━━━━━ SUPPLIED RECORDS ━━━━━

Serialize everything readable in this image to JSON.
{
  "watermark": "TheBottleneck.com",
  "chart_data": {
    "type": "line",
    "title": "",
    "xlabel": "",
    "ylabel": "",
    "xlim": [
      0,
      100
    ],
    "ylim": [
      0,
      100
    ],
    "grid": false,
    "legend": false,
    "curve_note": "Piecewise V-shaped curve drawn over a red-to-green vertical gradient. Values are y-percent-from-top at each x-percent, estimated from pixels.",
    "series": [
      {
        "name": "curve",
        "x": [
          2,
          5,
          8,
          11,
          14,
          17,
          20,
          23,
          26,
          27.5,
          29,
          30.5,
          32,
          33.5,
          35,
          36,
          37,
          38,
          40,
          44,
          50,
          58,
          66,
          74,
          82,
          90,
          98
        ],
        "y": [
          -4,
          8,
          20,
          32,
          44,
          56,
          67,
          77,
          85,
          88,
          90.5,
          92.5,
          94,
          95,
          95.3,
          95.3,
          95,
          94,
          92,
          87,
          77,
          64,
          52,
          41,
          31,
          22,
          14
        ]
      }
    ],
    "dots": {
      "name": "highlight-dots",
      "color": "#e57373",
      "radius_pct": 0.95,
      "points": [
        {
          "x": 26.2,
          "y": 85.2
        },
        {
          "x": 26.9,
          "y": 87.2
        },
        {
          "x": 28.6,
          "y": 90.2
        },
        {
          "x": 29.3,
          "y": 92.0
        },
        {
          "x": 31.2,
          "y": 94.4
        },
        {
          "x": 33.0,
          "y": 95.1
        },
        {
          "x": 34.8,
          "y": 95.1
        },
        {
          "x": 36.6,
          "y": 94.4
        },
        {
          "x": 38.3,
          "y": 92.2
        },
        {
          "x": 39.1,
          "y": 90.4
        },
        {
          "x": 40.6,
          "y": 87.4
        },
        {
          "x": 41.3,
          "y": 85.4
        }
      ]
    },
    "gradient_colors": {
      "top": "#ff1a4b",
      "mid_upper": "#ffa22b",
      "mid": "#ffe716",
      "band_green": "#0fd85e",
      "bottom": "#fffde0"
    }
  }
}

━━━━━

--- DIRECTIONS FOR THIS TASK ---
Find how many lines of the listing include the string "curve" and give that number, nothing else.

--- TASK ANSWER ---
2